Problem: For this exercise, copy out each line of the material below that includes "Improvement".

Extracted entries:
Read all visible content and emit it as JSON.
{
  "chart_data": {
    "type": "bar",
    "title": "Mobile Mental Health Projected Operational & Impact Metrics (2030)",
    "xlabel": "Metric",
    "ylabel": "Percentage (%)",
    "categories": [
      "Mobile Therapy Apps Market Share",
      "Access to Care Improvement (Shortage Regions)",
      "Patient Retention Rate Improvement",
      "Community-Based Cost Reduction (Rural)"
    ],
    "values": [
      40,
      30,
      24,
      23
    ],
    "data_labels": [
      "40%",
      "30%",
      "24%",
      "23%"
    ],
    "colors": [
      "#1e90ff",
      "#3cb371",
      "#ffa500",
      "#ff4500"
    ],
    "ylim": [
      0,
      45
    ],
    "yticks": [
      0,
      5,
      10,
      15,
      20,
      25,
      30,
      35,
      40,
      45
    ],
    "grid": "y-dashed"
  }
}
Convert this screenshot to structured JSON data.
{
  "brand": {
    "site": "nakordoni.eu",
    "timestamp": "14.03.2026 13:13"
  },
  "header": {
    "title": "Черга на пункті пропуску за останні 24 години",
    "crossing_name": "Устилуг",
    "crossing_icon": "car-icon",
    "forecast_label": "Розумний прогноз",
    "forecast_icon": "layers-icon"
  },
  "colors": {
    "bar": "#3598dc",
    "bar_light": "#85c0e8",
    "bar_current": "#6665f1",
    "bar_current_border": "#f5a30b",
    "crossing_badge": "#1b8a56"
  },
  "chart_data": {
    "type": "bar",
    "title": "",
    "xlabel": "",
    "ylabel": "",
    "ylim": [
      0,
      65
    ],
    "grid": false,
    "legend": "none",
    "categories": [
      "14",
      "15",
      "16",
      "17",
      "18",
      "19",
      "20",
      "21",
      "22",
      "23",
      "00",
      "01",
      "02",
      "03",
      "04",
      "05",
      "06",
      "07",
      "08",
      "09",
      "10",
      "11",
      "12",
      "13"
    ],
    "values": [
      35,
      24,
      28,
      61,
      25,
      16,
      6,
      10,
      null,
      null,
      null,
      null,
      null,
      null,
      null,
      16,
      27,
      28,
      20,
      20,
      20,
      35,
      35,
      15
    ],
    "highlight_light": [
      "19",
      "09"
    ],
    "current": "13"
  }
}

Task response:
      "Access to Care Improvement (Shortage Regions)",
      "Patient Retention Rate Improvement",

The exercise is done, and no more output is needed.